### DATA IN THIS EXERCISE

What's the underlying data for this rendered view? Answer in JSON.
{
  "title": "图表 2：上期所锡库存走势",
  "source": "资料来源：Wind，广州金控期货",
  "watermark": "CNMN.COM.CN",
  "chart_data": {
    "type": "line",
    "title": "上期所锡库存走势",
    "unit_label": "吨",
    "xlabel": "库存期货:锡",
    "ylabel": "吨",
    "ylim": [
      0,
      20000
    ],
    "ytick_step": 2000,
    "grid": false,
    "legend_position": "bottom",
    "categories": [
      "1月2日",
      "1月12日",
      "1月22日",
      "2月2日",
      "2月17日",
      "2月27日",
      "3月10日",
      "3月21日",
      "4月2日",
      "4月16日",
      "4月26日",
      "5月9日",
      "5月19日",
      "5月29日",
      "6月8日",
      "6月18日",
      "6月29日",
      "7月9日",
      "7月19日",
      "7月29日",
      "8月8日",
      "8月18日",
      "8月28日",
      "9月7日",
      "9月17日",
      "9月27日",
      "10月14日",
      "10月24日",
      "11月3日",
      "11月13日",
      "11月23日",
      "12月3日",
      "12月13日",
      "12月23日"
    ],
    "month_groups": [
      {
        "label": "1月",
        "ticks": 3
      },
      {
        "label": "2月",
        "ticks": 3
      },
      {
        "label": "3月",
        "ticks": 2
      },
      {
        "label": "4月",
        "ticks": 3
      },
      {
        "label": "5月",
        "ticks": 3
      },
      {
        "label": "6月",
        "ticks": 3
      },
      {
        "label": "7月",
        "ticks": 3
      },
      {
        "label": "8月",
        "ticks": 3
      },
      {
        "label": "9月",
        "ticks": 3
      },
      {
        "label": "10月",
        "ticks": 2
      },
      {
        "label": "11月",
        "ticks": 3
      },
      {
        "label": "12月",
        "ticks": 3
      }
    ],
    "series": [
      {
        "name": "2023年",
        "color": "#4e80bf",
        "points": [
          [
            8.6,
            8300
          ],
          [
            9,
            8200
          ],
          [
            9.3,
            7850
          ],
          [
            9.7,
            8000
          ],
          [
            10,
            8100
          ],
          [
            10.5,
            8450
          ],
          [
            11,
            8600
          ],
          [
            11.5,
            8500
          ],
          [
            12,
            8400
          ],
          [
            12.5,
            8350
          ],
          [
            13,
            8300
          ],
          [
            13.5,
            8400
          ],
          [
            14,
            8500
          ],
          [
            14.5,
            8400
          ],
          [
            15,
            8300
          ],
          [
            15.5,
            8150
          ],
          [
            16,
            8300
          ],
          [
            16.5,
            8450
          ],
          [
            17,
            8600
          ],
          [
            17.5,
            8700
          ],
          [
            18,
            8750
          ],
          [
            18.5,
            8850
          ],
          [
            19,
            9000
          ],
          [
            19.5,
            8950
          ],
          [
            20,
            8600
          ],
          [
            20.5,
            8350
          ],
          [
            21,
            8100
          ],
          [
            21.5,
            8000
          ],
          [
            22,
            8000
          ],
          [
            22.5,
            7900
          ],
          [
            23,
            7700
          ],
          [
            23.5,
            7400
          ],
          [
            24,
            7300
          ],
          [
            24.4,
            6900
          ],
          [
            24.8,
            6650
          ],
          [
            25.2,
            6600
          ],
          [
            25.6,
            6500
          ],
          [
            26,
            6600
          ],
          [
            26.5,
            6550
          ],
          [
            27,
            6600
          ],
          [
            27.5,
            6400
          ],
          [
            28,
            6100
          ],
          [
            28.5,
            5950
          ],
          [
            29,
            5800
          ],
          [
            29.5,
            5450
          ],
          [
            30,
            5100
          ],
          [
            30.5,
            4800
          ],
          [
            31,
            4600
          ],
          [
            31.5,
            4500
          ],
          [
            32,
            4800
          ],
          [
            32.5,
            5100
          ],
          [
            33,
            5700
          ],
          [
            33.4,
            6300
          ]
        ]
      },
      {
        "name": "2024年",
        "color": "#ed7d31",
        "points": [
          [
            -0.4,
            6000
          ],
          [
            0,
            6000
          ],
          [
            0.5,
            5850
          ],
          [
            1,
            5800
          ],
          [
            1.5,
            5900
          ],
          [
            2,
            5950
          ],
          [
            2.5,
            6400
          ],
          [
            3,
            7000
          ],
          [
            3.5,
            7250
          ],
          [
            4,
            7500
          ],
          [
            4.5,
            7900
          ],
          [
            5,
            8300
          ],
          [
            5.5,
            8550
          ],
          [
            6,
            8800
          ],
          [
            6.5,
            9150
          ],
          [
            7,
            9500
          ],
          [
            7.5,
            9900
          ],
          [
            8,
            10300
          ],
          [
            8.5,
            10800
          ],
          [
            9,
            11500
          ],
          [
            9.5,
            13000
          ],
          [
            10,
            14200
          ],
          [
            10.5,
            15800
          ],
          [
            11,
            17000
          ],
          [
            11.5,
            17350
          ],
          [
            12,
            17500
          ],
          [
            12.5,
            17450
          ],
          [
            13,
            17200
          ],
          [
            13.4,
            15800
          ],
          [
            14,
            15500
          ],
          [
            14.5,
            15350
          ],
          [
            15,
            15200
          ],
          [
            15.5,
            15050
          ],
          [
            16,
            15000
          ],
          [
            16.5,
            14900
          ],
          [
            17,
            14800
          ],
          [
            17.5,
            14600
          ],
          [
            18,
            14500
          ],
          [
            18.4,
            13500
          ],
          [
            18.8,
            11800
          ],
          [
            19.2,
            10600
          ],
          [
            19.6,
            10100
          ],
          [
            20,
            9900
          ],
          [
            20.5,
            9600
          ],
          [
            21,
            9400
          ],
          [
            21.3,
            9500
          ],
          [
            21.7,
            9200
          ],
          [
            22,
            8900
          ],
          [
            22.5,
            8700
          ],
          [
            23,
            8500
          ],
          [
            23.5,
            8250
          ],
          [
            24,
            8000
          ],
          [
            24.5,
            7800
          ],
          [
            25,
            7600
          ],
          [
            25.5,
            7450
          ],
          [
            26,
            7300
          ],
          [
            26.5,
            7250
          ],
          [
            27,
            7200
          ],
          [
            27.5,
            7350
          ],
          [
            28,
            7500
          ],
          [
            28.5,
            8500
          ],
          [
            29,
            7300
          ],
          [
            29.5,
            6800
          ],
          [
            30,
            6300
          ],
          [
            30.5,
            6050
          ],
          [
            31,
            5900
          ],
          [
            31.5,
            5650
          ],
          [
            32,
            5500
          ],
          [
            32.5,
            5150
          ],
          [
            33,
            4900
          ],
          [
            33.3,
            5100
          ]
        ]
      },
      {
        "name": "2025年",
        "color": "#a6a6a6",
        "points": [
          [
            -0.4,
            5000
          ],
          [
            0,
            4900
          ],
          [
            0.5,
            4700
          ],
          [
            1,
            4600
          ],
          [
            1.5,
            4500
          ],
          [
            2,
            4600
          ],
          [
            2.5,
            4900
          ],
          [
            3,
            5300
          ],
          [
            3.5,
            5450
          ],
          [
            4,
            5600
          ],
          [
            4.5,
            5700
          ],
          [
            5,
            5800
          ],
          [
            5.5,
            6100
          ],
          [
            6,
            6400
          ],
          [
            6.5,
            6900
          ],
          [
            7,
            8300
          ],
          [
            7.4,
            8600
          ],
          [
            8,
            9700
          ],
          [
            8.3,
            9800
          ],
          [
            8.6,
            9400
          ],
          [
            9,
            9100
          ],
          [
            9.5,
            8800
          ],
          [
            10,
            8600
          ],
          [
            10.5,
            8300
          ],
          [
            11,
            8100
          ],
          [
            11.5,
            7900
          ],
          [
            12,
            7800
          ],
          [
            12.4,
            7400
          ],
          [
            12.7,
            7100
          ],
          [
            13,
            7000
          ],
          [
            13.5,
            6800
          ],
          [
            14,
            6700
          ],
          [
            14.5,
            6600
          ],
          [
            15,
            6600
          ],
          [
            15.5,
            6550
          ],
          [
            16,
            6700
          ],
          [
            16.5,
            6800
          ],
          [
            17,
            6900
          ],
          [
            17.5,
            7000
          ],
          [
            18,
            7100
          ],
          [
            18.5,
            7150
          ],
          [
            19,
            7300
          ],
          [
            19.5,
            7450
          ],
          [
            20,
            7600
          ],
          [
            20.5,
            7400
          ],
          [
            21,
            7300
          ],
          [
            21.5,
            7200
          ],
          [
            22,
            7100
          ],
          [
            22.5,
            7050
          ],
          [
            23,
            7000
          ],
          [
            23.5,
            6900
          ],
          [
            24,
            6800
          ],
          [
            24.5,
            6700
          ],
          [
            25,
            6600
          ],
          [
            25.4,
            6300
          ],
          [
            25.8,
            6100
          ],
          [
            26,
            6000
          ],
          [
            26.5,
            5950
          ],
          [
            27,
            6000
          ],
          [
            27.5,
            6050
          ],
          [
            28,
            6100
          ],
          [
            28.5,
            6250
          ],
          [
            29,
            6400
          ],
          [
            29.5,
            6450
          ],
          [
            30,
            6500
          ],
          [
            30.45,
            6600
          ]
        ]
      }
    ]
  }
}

### TASK BRIEF
From the entries above, copy every line that holds the word "color".

### RIGHT ANSWER
        "color": "#4e80bf",
        "color": "#ed7d31",
        "color": "#a6a6a6",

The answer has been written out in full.